_WHAT IS NEEDED_
Make an exact copy of all the entries below, with the pictures left out.
---------- MATERIAL FOR THIS TASK
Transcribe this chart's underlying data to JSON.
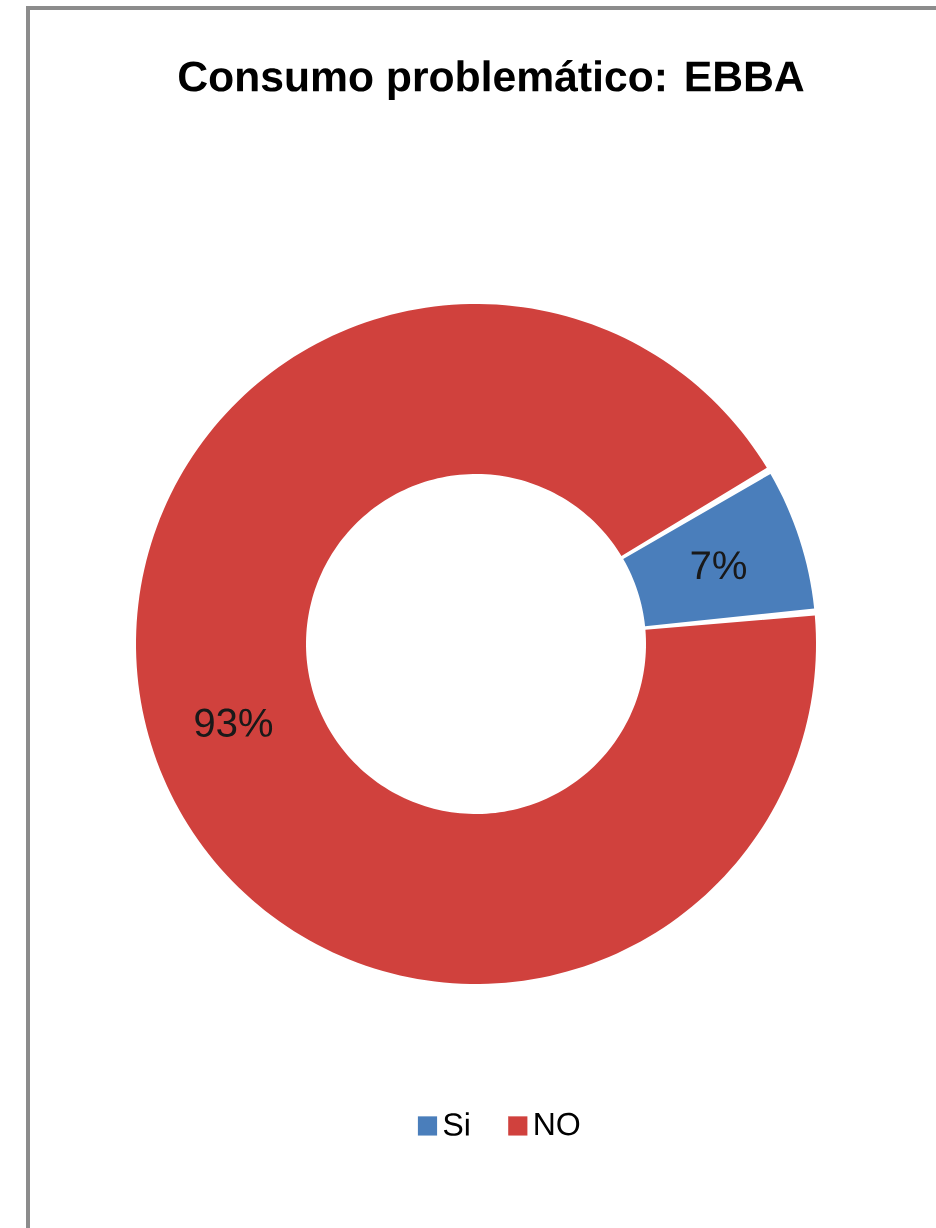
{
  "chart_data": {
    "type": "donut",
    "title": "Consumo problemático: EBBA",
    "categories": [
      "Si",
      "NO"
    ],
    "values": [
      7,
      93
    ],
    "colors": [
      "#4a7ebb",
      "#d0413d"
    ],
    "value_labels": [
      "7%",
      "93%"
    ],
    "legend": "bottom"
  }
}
--------------------
_REPLY TO THE TASK_
Transcribe this chart's underlying data to JSON.
{
  "chart_data": {
    "type": "donut",
    "title": "Consumo problemático: EBBA",
    "categories": [
      "Si",
      "NO"
    ],
    "values": [
      7,
      93
    ],
    "colors": [
      "#4a7ebb",
      "#d0413d"
    ],
    "value_labels": [
      "7%",
      "93%"
    ],
    "legend": "bottom"
  }
}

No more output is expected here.